— Begin —
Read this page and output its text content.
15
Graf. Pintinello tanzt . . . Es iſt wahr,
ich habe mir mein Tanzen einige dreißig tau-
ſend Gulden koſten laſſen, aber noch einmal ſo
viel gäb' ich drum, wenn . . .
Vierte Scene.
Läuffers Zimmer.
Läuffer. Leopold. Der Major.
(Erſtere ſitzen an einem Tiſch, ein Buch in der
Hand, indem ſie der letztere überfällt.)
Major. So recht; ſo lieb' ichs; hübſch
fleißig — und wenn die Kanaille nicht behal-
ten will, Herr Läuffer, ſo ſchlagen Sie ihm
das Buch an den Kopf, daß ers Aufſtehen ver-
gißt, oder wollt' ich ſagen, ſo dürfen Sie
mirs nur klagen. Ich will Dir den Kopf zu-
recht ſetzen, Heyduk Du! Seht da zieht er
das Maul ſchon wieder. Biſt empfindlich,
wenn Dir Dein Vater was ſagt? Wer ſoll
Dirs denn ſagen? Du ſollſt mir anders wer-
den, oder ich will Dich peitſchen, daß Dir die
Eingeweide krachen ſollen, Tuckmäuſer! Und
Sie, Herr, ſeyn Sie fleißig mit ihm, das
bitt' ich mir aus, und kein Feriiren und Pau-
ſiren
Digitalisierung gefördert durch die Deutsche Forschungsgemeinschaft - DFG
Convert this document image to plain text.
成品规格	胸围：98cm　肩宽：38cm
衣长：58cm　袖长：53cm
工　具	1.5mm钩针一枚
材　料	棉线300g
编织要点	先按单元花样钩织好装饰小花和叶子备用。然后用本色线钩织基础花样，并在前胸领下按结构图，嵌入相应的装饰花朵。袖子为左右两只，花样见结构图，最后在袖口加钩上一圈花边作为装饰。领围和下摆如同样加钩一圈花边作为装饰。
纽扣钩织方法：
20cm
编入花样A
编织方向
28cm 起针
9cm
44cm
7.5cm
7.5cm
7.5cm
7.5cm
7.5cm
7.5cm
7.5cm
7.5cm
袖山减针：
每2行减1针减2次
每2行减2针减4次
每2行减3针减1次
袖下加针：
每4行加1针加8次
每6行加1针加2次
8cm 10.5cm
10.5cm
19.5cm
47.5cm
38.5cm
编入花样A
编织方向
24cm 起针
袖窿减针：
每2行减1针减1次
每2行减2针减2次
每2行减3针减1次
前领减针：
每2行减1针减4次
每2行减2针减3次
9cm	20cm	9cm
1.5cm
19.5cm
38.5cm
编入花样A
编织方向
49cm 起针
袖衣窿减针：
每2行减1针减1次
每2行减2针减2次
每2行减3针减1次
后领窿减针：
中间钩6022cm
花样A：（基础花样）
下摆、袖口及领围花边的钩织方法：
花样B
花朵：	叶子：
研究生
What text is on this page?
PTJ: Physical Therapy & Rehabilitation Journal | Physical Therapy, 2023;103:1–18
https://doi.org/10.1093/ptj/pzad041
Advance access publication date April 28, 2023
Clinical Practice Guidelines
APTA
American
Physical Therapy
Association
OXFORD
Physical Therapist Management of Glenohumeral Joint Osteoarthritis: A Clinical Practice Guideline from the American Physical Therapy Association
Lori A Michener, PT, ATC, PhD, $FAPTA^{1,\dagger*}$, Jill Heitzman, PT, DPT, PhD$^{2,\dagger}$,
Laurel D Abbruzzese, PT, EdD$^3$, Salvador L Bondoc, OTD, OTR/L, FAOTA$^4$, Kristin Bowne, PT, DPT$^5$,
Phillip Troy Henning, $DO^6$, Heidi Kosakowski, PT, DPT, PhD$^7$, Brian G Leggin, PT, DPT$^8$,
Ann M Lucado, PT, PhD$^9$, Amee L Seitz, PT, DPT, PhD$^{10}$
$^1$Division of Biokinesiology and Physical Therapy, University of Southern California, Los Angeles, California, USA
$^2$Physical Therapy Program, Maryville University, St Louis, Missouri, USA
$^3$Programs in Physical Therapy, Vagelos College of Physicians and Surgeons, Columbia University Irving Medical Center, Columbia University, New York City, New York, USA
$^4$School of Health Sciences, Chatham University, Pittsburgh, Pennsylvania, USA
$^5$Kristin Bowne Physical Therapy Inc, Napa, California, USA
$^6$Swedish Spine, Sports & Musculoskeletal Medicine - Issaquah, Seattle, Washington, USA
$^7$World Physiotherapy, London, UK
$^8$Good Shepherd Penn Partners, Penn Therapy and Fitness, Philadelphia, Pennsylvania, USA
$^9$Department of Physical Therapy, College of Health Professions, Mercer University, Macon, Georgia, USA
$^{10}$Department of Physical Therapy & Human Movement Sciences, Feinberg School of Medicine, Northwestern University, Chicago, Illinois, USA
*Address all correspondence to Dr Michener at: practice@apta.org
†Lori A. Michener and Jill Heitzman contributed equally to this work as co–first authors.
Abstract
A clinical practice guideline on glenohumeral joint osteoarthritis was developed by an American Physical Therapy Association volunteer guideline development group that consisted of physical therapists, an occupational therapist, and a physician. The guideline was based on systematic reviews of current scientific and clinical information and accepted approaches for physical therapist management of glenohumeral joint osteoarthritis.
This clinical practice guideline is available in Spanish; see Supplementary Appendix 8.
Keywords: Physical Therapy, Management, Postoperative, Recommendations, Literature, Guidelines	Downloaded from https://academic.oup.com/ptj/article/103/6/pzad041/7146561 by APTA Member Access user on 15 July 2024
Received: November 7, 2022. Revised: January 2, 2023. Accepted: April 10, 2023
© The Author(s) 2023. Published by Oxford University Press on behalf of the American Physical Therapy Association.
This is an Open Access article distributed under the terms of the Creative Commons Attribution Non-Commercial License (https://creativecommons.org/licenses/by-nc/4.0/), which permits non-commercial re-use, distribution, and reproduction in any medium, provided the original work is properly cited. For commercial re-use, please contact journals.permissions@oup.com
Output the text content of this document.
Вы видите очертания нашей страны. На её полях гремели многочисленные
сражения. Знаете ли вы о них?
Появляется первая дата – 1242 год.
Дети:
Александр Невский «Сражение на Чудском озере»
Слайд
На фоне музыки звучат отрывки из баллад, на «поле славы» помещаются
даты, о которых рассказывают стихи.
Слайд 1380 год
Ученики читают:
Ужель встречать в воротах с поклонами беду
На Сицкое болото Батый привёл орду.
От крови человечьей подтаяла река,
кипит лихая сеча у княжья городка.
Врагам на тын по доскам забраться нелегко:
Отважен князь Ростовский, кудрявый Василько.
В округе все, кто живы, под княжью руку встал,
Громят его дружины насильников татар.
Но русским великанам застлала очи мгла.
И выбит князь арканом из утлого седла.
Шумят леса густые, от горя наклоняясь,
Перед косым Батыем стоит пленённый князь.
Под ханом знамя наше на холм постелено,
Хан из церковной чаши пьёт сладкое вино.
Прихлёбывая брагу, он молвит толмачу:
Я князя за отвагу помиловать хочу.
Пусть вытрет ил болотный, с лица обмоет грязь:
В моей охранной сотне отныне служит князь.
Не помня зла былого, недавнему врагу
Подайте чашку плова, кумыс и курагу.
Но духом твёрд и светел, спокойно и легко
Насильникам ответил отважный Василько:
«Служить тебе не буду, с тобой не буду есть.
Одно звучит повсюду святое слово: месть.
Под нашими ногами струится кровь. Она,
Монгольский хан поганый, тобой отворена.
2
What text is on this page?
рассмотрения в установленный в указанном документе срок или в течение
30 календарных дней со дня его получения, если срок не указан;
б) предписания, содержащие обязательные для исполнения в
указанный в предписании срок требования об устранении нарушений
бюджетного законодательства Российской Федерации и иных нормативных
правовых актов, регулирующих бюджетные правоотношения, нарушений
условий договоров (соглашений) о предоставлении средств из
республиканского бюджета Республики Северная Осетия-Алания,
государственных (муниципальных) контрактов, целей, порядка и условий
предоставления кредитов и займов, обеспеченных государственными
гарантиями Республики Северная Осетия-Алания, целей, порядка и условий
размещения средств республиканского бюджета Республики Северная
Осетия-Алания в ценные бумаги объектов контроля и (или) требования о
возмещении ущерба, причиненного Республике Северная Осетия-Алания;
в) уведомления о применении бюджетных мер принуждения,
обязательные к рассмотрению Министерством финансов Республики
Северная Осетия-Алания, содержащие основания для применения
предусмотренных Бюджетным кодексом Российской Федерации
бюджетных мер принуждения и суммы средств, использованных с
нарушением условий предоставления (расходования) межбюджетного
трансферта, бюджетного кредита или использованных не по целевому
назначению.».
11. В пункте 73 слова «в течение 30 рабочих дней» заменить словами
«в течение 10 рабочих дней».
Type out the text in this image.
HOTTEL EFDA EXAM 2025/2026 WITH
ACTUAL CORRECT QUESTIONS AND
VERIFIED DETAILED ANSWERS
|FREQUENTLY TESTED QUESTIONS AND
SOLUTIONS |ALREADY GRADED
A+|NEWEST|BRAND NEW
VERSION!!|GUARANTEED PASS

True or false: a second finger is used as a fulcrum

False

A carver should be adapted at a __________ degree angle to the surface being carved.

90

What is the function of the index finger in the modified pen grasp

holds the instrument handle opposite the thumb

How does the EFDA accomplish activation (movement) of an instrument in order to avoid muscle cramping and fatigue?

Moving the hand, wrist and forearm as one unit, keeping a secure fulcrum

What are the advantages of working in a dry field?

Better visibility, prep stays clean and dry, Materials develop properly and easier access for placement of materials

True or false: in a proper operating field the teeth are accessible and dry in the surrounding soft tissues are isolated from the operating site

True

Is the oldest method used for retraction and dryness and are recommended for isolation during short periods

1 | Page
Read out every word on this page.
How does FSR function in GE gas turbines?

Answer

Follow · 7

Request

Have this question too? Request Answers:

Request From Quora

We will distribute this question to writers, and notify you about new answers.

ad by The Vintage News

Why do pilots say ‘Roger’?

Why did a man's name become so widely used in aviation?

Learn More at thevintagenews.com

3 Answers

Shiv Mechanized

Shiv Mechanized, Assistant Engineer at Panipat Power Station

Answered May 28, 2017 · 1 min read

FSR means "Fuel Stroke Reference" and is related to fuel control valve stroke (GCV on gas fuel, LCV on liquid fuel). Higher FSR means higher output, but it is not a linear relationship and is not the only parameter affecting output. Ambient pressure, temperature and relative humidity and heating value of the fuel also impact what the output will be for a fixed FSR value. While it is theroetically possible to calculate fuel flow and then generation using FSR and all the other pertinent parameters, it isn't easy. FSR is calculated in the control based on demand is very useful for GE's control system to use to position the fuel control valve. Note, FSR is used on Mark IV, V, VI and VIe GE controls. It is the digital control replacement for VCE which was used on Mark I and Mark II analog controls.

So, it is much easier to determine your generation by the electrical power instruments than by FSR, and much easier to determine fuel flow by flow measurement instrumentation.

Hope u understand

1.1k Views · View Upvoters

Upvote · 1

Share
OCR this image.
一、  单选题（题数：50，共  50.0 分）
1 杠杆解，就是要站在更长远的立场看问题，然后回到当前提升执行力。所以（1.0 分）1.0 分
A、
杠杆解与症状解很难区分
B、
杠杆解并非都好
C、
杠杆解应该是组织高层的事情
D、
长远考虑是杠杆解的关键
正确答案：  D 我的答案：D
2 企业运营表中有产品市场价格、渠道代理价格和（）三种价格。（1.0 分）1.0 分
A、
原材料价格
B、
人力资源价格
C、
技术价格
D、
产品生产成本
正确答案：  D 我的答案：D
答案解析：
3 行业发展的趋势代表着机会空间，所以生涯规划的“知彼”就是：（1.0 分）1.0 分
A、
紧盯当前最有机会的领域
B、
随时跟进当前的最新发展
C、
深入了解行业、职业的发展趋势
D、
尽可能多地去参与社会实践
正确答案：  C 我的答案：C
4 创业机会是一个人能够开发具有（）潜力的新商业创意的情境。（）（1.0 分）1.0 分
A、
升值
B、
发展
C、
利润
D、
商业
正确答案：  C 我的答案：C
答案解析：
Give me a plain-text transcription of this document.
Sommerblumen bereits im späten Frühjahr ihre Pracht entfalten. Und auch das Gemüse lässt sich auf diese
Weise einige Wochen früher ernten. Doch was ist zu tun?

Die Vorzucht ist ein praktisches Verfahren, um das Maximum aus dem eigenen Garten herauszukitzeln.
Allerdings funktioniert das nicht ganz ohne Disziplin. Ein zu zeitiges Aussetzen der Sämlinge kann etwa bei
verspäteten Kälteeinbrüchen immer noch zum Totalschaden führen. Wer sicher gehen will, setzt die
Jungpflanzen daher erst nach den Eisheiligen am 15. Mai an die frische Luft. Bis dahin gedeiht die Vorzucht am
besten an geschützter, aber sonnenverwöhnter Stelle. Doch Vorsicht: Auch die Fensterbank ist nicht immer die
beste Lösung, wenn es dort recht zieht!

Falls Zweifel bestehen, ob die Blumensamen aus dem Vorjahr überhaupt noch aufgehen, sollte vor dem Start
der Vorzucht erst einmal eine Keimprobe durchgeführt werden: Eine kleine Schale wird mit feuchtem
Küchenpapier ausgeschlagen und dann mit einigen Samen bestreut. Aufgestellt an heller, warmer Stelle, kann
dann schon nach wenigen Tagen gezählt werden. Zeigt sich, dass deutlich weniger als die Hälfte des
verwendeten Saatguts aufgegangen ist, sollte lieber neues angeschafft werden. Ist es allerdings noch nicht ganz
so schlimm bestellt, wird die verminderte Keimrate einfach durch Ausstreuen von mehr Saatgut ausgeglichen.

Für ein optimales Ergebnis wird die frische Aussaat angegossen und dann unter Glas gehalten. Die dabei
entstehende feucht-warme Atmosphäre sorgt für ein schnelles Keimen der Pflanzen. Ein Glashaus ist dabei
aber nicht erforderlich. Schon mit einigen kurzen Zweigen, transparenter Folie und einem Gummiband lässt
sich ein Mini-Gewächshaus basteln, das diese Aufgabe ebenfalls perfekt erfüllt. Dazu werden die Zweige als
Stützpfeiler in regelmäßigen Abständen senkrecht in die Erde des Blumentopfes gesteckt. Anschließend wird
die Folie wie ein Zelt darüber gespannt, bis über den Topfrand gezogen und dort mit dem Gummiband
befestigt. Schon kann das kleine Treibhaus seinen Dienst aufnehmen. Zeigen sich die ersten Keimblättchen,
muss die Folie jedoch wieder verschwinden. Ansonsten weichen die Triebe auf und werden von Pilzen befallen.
— End —
_What is asked_
In the entries above, find each line with the string "Kopf" and copy it.

_Problem solution_
das Buch an den Kopf, daß ers Aufſtehen ver-
mirs nur klagen. Ich will Dir den Kopf zu-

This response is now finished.